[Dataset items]
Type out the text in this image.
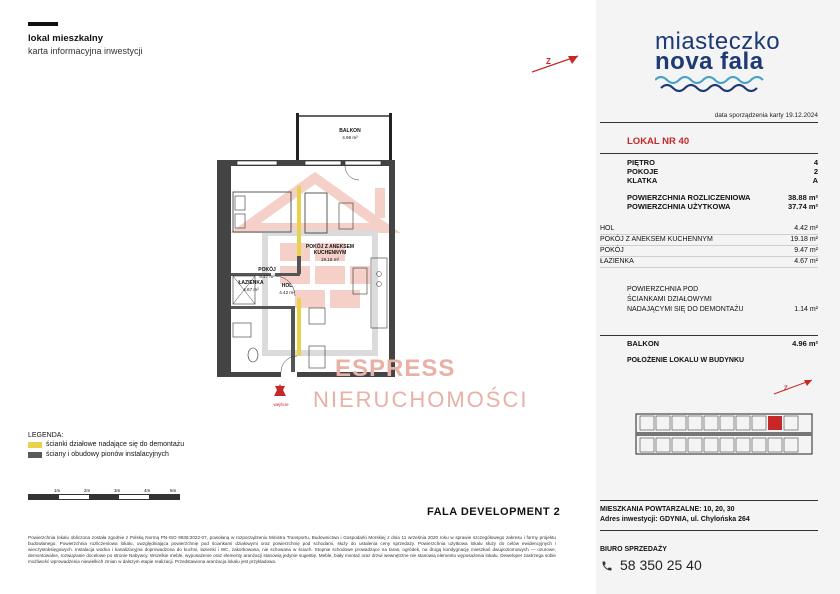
lokal mieszkalny
karta informacyjna inwestycji
Z
BALKON
4.96 m²
POKÓJ
9.47 m²
POKÓJ Z ANEKSEM
KUCHENNYM
19.18 m²
ŁAZIENKA
4.67 m²
HOL
4.42 m²
wejście
ESPRESS
NIERUCHOMOŚCI
LEGENDA:
ścianki działowe nadające się do demontażu
ściany i obudowy pionów instalacyjnych
1m	2m	3m	4m	5m
FALA DEVELOPMENT 2
Powierzchnia lokalu obliczona została zgodnie z Polską Normą PN-ISO 9836:2022-07, powołaną w rozporządzeniu Ministra Transportu, Budownictwa i Gospodarki Morskiej z dnia 11 września 2020 roku w sprawie szczegółowego zakresu i formy projektu budowlanego. Powierzchnia rozliczeniowa lokalu, uwzględniająca powierzchnię pod ściankami działowymi oraz powierzchnię pod schodami, służy do ustalenia ceny sprzedaży. Powierzchnia użytkowa lokalu służy do celów ewidencyjnych i wieczystoksięgowych. Instalacja wodna i kanalizacyjna doprowadzona do kuchni, łazienki i WC, zakorkowana, nie schowana w ściach. Stopnie schodowe prowadzące na taras, ogródek, na drugą kondygnację mieszkań dwupoziomowych — ozurowe, demontowalne, rozwiązanie docelowe po stronie Nabywcy. Wszelkie meble, wyposażenie oraz elementy aranżacji stanowią jedynie sugestię. Meble, biały montaż oraz drzwi wewnętrzne nie stanowią elementu wyposażenia lokalu. Deweloper zastrzega sobie możliwość wprowadzenia niewielkich zmian w dalszym etapie realizacji. Przedstawiona aranżacja lokalu jest przykładowa.
miasteczko
nova fala
data sporządzenia karty 19.12.2024
LOKAL NR 40
PIĘTRO	4
POKOJE	2
KLATKA	A
POWIERZCHNIA ROZLICZENIOWA	38.88 m²
POWIERZCHNIA UŻYTKOWA	37.74 m²
HOL	4.42 m²
POKÓJ Z ANEKSEM KUCHENNYM	19.18 m²
POKÓJ	9.47 m²
ŁAZIENKA	4.67 m²
POWIERZCHNIA POD
ŚCIANKAMI DZIAŁOWYMI
NADAJĄCYMI SIĘ DO DEMONTAŻU	1.14 m²
BALKON	4.96 m²
POŁOŻENIE LOKALU W BUDYNKU
Z
MIESZKANIA POWTARZALNE: 10, 20, 30
Adres inwestycji: GDYNIA, ul. Chylońska 264
BIURO SPRZEDAŻY
58 350 25 40
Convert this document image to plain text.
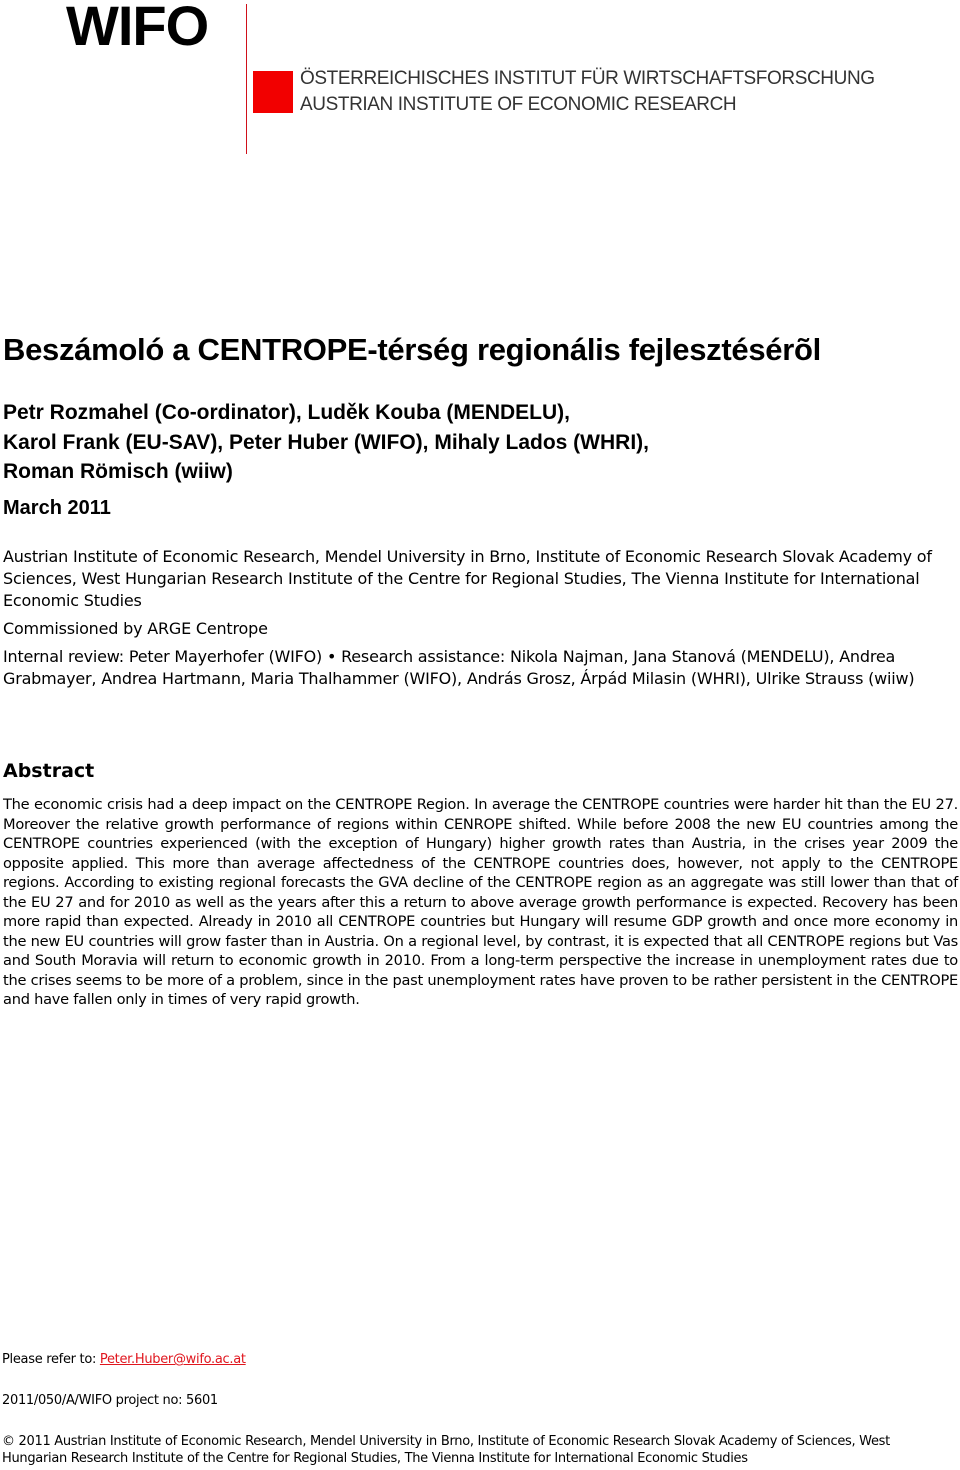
WIFO
ÖSTERREICHISCHES INSTITUT FÜR WIRTSCHAFTSFORSCHUNG
AUSTRIAN INSTITUTE OF ECONOMIC RESEARCH
Beszámoló a CENTROPE-térség regionális fejlesztésérõl
Petr Rozmahel (Co-ordinator), Luděk Kouba (MENDELU),
Karol Frank (EU-SAV), Peter Huber (WIFO), Mihaly Lados (WHRI),
Roman Römisch (wiiw)
March 2011
Austrian Institute of Economic Research, Mendel University in Brno, Institute of Economic Research Slovak Academy of Sciences, West Hungarian Research Institute of the Centre for Regional Studies, The Vienna Institute for International Economic Studies
Commissioned by ARGE Centrope
Internal review: Peter Mayerhofer (WIFO) • Research assistance: Nikola Najman, Jana Stanová (MENDELU), Andrea Grabmayer, Andrea Hartmann, Maria Thalhammer (WIFO), András Grosz, Árpád Milasin (WHRI), Ulrike Strauss (wiiw)
Abstract
The economic crisis had a deep impact on the CENTROPE Region. In average the CENTROPE countries were harder hit than the EU 27. Moreover the relative growth performance of regions within CENROPE shifted. While before 2008 the new EU countries among the CENTROPE countries experienced (with the exception of Hungary) higher growth rates than Austria, in the crises year 2009 the opposite applied. This more than average affectedness of the CENTROPE countries does, however, not apply to the CENTROPE regions. According to existing regional forecasts the GVA decline of the CENTROPE region as an aggregate was still lower than that of the EU 27 and for 2010 as well as the years after this a return to above average growth performance is expected. Recovery has been more rapid than expected. Already in 2010 all CENTROPE countries but Hungary will resume GDP growth and once more economy in the new EU countries will grow faster than in Austria. On a regional level, by contrast, it is expected that all CENTROPE regions but Vas and South Moravia will return to economic growth in 2010. From a long-term perspective the increase in unemployment rates due to the crises seems to be more of a problem, since in the past unemployment rates have proven to be rather persistent in the CENTROPE and have fallen only in times of very rapid growth.
Please refer to: Peter.Huber@wifo.ac.at
2011/050/A/WIFO project no: 5601
© 2011 Austrian Institute of Economic Research, Mendel University in Brno, Institute of Economic Research Slovak Academy of Sciences, West Hungarian Research Institute of the Centre for Regional Studies, The Vienna Institute for International Economic Studies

**Work to complete**
List all lines above in which the string "Centre" appears.

**Full output**
Austrian Institute of Economic Research, Mendel University in Brno, Institute of Economic Research Slovak Academy of Sciences, West Hungarian Research Institute of the Centre for Regional Studies, The Vienna Institute for International Economic Studies
© 2011 Austrian Institute of Economic Research, Mendel University in Brno, Institute of Economic Research Slovak Academy of Sciences, West Hungarian Research Institute of the Centre for Regional Studies, The Vienna Institute for International Economic Studies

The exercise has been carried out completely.